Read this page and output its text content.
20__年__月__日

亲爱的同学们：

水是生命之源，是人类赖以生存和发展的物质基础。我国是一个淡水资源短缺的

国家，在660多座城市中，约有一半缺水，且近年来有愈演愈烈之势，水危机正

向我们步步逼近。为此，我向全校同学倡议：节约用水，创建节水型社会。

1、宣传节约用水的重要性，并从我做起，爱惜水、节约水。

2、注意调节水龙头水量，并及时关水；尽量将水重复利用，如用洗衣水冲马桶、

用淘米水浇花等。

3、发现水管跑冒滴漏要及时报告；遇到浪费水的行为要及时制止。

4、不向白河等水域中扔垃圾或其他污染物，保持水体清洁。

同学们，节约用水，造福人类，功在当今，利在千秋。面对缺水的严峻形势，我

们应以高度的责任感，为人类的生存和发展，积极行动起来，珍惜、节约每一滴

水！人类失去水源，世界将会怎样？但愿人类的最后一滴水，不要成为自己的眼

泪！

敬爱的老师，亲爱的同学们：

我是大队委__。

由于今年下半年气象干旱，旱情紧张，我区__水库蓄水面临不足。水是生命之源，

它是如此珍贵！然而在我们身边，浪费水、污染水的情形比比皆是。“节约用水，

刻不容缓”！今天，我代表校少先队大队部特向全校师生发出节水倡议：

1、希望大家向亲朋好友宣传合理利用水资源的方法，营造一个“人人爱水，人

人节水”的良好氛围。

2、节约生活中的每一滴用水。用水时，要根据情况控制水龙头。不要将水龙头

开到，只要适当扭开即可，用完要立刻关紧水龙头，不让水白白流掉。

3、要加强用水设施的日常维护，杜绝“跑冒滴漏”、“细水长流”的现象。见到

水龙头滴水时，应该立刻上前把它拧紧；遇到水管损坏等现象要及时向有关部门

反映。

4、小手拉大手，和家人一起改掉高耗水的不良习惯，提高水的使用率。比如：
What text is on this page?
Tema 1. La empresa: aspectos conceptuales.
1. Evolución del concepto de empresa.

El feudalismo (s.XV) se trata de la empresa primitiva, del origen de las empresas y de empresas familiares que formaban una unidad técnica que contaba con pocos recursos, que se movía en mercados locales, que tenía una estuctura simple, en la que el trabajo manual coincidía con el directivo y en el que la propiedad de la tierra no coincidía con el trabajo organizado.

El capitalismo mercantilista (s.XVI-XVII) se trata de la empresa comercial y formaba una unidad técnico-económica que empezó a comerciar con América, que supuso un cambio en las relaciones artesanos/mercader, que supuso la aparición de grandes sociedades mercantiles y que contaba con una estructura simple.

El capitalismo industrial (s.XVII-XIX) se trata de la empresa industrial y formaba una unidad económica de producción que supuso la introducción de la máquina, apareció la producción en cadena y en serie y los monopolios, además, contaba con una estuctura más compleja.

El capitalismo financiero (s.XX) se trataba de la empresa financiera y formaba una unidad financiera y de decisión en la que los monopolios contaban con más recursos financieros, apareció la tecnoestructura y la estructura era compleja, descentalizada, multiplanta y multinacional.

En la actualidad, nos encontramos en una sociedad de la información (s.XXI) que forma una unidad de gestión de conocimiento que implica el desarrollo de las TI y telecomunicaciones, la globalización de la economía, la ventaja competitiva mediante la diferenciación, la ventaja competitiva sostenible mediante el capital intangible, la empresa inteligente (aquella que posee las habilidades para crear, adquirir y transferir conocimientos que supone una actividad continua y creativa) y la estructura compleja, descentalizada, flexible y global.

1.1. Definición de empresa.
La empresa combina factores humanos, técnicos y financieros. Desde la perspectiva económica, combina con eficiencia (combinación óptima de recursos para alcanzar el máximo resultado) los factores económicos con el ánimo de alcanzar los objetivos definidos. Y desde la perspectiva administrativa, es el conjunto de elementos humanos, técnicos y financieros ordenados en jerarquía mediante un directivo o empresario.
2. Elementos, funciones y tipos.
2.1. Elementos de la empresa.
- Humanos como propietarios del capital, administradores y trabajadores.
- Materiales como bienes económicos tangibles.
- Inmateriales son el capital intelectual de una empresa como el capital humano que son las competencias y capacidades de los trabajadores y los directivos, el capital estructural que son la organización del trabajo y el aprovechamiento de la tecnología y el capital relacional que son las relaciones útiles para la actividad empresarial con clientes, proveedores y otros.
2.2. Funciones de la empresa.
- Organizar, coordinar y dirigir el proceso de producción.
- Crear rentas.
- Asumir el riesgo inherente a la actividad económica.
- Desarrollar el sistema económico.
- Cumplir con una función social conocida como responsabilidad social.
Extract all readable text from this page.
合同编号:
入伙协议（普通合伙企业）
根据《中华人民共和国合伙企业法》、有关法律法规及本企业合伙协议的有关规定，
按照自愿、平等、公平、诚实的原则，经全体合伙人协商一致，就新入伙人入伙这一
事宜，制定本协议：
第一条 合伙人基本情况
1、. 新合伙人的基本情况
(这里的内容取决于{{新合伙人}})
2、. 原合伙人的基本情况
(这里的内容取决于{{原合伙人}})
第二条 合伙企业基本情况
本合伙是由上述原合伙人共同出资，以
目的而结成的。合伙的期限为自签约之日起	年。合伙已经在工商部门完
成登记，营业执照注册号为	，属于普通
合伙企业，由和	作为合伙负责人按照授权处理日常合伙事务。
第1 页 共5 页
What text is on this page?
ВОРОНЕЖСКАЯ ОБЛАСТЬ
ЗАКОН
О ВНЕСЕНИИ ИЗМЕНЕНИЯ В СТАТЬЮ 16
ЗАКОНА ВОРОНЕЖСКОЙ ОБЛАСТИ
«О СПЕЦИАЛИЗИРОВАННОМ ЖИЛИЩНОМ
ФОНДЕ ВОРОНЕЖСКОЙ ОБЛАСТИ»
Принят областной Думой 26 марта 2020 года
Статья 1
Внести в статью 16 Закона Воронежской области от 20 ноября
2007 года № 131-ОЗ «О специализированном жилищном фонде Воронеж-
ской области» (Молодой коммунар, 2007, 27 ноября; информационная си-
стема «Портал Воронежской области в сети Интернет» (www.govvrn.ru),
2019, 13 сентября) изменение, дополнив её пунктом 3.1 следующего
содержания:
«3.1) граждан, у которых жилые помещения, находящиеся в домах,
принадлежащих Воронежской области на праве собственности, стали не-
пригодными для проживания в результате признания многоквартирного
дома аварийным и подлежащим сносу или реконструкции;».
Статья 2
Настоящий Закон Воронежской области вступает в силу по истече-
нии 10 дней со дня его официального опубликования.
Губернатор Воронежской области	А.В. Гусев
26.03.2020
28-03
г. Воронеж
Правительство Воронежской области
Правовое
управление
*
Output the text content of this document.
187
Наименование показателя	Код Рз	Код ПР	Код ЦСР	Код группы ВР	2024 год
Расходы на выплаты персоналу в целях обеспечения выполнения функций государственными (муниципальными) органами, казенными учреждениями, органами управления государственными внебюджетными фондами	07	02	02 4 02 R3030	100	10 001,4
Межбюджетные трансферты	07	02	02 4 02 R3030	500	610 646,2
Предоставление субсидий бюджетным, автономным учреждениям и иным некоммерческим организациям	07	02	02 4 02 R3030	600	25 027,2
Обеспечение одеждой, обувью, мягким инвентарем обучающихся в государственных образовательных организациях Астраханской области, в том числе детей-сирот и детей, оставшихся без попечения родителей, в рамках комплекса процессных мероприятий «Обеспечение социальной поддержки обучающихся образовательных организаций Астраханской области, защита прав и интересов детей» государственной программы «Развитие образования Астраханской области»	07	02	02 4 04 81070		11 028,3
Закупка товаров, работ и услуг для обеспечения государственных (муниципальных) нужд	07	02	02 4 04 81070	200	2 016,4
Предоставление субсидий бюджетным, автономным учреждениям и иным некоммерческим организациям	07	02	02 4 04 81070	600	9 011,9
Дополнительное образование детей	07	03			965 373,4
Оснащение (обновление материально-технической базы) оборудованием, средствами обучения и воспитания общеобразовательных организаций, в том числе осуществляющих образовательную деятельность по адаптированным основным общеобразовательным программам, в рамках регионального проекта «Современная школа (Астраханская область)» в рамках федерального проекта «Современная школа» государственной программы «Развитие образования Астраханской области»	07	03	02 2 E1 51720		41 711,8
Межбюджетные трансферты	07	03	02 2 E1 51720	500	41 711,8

════

WHAT IS BEING ASKED:
Provide the number of lines containing the string "числе", with no other output.

COMPLETED TASK:
2